◆ **What is being asked**: Repeat the material in full. Keep every line exactly as it is.

[Data records]
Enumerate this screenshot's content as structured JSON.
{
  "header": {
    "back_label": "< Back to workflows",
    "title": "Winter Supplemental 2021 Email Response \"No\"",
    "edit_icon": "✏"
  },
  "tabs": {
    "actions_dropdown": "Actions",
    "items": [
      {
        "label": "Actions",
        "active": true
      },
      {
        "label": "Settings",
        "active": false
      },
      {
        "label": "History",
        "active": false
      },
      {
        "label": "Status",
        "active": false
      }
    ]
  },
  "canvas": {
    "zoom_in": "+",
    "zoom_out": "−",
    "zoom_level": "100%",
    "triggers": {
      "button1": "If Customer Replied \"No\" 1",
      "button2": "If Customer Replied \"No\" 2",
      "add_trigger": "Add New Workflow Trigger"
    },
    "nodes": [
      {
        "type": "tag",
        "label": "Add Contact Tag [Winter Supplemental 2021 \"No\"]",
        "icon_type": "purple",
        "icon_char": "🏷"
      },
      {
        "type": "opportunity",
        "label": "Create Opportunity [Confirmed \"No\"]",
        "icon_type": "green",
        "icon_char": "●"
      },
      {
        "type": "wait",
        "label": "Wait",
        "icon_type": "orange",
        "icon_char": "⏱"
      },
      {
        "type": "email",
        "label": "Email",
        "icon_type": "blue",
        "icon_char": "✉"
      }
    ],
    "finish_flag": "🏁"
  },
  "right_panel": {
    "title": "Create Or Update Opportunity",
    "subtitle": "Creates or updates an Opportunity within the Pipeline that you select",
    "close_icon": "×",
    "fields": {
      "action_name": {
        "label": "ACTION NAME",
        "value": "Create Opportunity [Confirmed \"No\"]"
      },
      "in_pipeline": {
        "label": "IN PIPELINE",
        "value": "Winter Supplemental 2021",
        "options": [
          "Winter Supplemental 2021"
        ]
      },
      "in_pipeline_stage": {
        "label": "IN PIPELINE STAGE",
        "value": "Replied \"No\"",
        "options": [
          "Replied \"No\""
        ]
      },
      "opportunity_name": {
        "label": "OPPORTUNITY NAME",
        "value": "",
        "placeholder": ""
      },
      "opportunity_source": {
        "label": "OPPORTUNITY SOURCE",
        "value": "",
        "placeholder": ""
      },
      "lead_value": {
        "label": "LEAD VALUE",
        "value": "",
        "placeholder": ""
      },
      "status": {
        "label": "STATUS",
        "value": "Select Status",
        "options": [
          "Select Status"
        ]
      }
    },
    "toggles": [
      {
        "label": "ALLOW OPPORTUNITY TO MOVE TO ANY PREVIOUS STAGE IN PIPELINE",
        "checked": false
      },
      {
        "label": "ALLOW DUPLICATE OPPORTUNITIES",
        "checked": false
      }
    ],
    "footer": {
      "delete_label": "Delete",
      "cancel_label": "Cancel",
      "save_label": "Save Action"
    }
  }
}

◆ **Output for this task**:
Enumerate this screenshot's content as structured JSON.
{
  "header": {
    "back_label": "< Back to workflows",
    "title": "Winter Supplemental 2021 Email Response \"No\"",
    "edit_icon": "✏"
  },
  "tabs": {
    "actions_dropdown": "Actions",
    "items": [
      {
        "label": "Actions",
        "active": true
      },
      {
        "label": "Settings",
        "active": false
      },
      {
        "label": "History",
        "active": false
      },
      {
        "label": "Status",
        "active": false
      }
    ]
  },
  "canvas": {
    "zoom_in": "+",
    "zoom_out": "−",
    "zoom_level": "100%",
    "triggers": {
      "button1": "If Customer Replied \"No\" 1",
      "button2": "If Customer Replied \"No\" 2",
      "add_trigger": "Add New Workflow Trigger"
    },
    "nodes": [
      {
        "type": "tag",
        "label": "Add Contact Tag [Winter Supplemental 2021 \"No\"]",
        "icon_type": "purple",
        "icon_char": "🏷"
      },
      {
        "type": "opportunity",
        "label": "Create Opportunity [Confirmed \"No\"]",
        "icon_type": "green",
        "icon_char": "●"
      },
      {
        "type": "wait",
        "label": "Wait",
        "icon_type": "orange",
        "icon_char": "⏱"
      },
      {
        "type": "email",
        "label": "Email",
        "icon_type": "blue",
        "icon_char": "✉"
      }
    ],
    "finish_flag": "🏁"
  },
  "right_panel": {
    "title": "Create Or Update Opportunity",
    "subtitle": "Creates or updates an Opportunity within the Pipeline that you select",
    "close_icon": "×",
    "fields": {
      "action_name": {
        "label": "ACTION NAME",
        "value": "Create Opportunity [Confirmed \"No\"]"
      },
      "in_pipeline": {
        "label": "IN PIPELINE",
        "value": "Winter Supplemental 2021",
        "options": [
          "Winter Supplemental 2021"
        ]
      },
      "in_pipeline_stage": {
        "label": "IN PIPELINE STAGE",
        "value": "Replied \"No\"",
        "options": [
          "Replied \"No\""
        ]
      },
      "opportunity_name": {
        "label": "OPPORTUNITY NAME",
        "value": "",
        "placeholder": ""
      },
      "opportunity_source": {
        "label": "OPPORTUNITY SOURCE",
        "value": "",
        "placeholder": ""
      },
      "lead_value": {
        "label": "LEAD VALUE",
        "value": "",
        "placeholder": ""
      },
      "status": {
        "label": "STATUS",
        "value": "Select Status",
        "options": [
          "Select Status"
        ]
      }
    },
    "toggles": [
      {
        "label": "ALLOW OPPORTUNITY TO MOVE TO ANY PREVIOUS STAGE IN PIPELINE",
        "checked": false
      },
      {
        "label": "ALLOW DUPLICATE OPPORTUNITIES",
        "checked": false
      }
    ],
    "footer": {
      "delete_label": "Delete",
      "cancel_label": "Cancel",
      "save_label": "Save Action"
    }
  }
}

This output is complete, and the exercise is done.